* WRITTEN TASK
Go through the records underneath and write each one out again exactly.

*** DATA SHOWN ***

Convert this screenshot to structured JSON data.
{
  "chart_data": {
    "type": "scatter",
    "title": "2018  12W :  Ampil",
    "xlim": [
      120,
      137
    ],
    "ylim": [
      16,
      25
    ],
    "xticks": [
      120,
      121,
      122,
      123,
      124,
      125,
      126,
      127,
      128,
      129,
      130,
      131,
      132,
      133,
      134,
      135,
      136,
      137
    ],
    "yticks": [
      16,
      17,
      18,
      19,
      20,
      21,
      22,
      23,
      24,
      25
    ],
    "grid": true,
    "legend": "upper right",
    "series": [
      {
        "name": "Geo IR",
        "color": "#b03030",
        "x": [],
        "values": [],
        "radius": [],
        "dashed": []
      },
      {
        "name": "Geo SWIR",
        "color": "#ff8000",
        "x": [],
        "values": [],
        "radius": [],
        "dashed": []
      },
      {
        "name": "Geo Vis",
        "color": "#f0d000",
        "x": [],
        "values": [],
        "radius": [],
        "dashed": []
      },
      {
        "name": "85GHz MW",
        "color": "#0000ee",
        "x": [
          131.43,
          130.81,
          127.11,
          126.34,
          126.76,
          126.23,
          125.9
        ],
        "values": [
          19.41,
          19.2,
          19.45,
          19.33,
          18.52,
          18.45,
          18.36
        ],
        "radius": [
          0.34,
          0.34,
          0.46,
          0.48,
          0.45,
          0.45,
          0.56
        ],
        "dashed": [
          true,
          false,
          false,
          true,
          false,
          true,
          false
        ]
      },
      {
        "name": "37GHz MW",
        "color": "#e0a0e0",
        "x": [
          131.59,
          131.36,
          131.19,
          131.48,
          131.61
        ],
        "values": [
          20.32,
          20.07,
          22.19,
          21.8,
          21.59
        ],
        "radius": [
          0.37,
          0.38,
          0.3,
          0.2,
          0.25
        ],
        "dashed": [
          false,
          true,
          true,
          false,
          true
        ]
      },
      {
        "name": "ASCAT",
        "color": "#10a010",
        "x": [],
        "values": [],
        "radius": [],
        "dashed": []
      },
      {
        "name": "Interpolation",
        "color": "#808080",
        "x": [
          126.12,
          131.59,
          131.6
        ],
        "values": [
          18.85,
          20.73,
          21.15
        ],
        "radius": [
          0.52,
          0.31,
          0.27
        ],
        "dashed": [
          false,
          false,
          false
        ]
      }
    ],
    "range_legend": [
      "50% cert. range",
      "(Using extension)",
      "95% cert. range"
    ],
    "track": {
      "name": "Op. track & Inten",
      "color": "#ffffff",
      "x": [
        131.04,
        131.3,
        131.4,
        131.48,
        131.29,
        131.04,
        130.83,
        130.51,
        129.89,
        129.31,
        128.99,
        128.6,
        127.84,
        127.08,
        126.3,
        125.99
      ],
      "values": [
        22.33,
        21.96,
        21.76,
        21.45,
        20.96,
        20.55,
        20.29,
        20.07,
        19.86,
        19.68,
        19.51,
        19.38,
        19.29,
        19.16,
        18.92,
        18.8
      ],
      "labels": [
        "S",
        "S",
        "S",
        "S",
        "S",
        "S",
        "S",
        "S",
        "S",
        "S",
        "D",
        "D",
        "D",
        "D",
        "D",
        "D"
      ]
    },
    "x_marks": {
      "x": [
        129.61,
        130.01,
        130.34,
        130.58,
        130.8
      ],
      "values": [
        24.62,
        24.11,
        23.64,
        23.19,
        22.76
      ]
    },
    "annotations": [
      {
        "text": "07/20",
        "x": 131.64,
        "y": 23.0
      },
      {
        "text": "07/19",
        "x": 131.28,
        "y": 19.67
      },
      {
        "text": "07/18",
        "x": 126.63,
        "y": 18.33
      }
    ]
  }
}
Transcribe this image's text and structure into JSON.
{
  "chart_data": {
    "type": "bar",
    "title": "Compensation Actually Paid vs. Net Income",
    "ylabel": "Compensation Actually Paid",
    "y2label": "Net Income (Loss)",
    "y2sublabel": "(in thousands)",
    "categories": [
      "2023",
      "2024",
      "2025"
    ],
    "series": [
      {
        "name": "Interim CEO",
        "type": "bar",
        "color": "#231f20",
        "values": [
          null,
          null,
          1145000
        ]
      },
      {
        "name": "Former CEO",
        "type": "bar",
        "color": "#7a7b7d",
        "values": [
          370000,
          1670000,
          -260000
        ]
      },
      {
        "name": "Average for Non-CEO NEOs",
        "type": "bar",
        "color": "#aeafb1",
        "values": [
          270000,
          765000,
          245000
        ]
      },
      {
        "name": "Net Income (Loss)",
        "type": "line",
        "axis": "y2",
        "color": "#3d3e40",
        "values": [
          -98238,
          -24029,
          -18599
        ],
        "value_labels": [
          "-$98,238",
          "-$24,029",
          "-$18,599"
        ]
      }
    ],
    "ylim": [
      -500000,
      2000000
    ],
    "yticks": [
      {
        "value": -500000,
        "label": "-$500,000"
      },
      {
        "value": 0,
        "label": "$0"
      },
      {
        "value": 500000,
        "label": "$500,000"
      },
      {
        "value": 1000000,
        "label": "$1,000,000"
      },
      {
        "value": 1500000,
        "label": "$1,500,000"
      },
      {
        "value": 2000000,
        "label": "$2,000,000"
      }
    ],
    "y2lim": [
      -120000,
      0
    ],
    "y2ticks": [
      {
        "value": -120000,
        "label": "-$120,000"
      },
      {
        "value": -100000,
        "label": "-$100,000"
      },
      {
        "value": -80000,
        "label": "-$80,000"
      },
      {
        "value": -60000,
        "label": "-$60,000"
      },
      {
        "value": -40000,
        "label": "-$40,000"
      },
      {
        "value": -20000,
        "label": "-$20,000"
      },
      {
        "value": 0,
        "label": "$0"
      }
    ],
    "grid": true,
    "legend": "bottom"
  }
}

***

* ANSWER TO THIS EXERCISE
Convert this screenshot to structured JSON data.
{
  "chart_data": {
    "type": "scatter",
    "title": "2018  12W :  Ampil",
    "xlim": [
      120,
      137
    ],
    "ylim": [
      16,
      25
    ],
    "xticks": [
      120,
      121,
      122,
      123,
      124,
      125,
      126,
      127,
      128,
      129,
      130,
      131,
      132,
      133,
      134,
      135,
      136,
      137
    ],
    "yticks": [
      16,
      17,
      18,
      19,
      20,
      21,
      22,
      23,
      24,
      25
    ],
    "grid": true,
    "legend": "upper right",
    "series": [
      {
        "name": "Geo IR",
        "color": "#b03030",
        "x": [],
        "values": [],
        "radius": [],
        "dashed": []
      },
      {
        "name": "Geo SWIR",
        "color": "#ff8000",
        "x": [],
        "values": [],
        "radius": [],
        "dashed": []
      },
      {
        "name": "Geo Vis",
        "color": "#f0d000",
        "x": [],
        "values": [],
        "radius": [],
        "dashed": []
      },
      {
        "name": "85GHz MW",
        "color": "#0000ee",
        "x": [
          131.43,
          130.81,
          127.11,
          126.34,
          126.76,
          126.23,
          125.9
        ],
        "values": [
          19.41,
          19.2,
          19.45,
          19.33,
          18.52,
          18.45,
          18.36
        ],
        "radius": [
          0.34,
          0.34,
          0.46,
          0.48,
          0.45,
          0.45,
          0.56
        ],
        "dashed": [
          true,
          false,
          false,
          true,
          false,
          true,
          false
        ]
      },
      {
        "name": "37GHz MW",
        "color": "#e0a0e0",
        "x": [
          131.59,
          131.36,
          131.19,
          131.48,
          131.61
        ],
        "values": [
          20.32,
          20.07,
          22.19,
          21.8,
          21.59
        ],
        "radius": [
          0.37,
          0.38,
          0.3,
          0.2,
          0.25
        ],
        "dashed": [
          false,
          true,
          true,
          false,
          true
        ]
      },
      {
        "name": "ASCAT",
        "color": "#10a010",
        "x": [],
        "values": [],
        "radius": [],
        "dashed": []
      },
      {
        "name": "Interpolation",
        "color": "#808080",
        "x": [
          126.12,
          131.59,
          131.6
        ],
        "values": [
          18.85,
          20.73,
          21.15
        ],
        "radius": [
          0.52,
          0.31,
          0.27
        ],
        "dashed": [
          false,
          false,
          false
        ]
      }
    ],
    "range_legend": [
      "50% cert. range",
      "(Using extension)",
      "95% cert. range"
    ],
    "track": {
      "name": "Op. track & Inten",
      "color": "#ffffff",
      "x": [
        131.04,
        131.3,
        131.4,
        131.48,
        131.29,
        131.04,
        130.83,
        130.51,
        129.89,
        129.31,
        128.99,
        128.6,
        127.84,
        127.08,
        126.3,
        125.99
      ],
      "values": [
        22.33,
        21.96,
        21.76,
        21.45,
        20.96,
        20.55,
        20.29,
        20.07,
        19.86,
        19.68,
        19.51,
        19.38,
        19.29,
        19.16,
        18.92,
        18.8
      ],
      "labels": [
        "S",
        "S",
        "S",
        "S",
        "S",
        "S",
        "S",
        "S",
        "S",
        "S",
        "D",
        "D",
        "D",
        "D",
        "D",
        "D"
      ]
    },
    "x_marks": {
      "x": [
        129.61,
        130.01,
        130.34,
        130.58,
        130.8
      ],
      "values": [
        24.62,
        24.11,
        23.64,
        23.19,
        22.76
      ]
    },
    "annotations": [
      {
        "text": "07/20",
        "x": 131.64,
        "y": 23.0
      },
      {
        "text": "07/19",
        "x": 131.28,
        "y": 19.67
      },
      {
        "text": "07/18",
        "x": 126.63,
        "y": 18.33
      }
    ]
  }
}
Transcribe this image's text and structure into JSON.
{
  "chart_data": {
    "type": "bar",
    "title": "Compensation Actually Paid vs. Net Income",
    "ylabel": "Compensation Actually Paid",
    "y2label": "Net Income (Loss)",
    "y2sublabel": "(in thousands)",
    "categories": [
      "2023",
      "2024",
      "2025"
    ],
    "series": [
      {
        "name": "Interim CEO",
        "type": "bar",
        "color": "#231f20",
        "values": [
          null,
          null,
          1145000
        ]
      },
      {
        "name": "Former CEO",
        "type": "bar",
        "color": "#7a7b7d",
        "values": [
          370000,
          1670000,
          -260000
        ]
      },
      {
        "name": "Average for Non-CEO NEOs",
        "type": "bar",
        "color": "#aeafb1",
        "values": [
          270000,
          765000,
          245000
        ]
      },
      {
        "name": "Net Income (Loss)",
        "type": "line",
        "axis": "y2",
        "color": "#3d3e40",
        "values": [
          -98238,
          -24029,
          -18599
        ],
        "value_labels": [
          "-$98,238",
          "-$24,029",
          "-$18,599"
        ]
      }
    ],
    "ylim": [
      -500000,
      2000000
    ],
    "yticks": [
      {
        "value": -500000,
        "label": "-$500,000"
      },
      {
        "value": 0,
        "label": "$0"
      },
      {
        "value": 500000,
        "label": "$500,000"
      },
      {
        "value": 1000000,
        "label": "$1,000,000"
      },
      {
        "value": 1500000,
        "label": "$1,500,000"
      },
      {
        "value": 2000000,
        "label": "$2,000,000"
      }
    ],
    "y2lim": [
      -120000,
      0
    ],
    "y2ticks": [
      {
        "value": -120000,
        "label": "-$120,000"
      },
      {
        "value": -100000,
        "label": "-$100,000"
      },
      {
        "value": -80000,
        "label": "-$80,000"
      },
      {
        "value": -60000,
        "label": "-$60,000"
      },
      {
        "value": -40000,
        "label": "-$40,000"
      },
      {
        "value": -20000,
        "label": "-$20,000"
      },
      {
        "value": 0,
        "label": "$0"
      }
    ],
    "grid": true,
    "legend": "bottom"
  }
}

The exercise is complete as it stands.